Written problem: Only the number is wanted: how many lines in the data contain "Considérant"?

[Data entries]
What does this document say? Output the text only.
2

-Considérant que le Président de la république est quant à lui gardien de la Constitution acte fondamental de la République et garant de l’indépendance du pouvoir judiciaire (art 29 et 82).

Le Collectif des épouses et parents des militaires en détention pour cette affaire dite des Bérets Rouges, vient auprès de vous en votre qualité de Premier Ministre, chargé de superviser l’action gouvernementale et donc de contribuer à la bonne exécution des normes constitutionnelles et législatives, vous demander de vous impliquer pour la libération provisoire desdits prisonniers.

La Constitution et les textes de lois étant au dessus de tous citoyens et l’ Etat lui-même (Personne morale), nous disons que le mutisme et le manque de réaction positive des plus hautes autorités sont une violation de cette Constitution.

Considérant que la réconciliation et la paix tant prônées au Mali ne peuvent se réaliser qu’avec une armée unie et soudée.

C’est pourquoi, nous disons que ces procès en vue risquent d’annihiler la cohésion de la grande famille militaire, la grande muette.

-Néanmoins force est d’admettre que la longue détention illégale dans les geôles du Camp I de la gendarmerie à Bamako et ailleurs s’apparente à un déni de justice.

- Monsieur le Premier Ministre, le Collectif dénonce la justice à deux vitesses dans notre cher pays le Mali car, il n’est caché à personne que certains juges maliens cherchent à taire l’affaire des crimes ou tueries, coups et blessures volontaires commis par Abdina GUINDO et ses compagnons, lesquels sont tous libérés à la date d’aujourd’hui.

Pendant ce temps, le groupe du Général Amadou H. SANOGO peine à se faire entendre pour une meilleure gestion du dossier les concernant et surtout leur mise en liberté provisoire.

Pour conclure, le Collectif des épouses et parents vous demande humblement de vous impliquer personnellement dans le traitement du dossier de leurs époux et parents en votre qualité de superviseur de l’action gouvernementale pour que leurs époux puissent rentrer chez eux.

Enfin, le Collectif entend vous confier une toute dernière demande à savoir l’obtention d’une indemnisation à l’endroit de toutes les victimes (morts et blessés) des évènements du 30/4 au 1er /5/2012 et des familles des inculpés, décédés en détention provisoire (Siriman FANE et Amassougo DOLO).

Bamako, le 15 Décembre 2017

Output: 2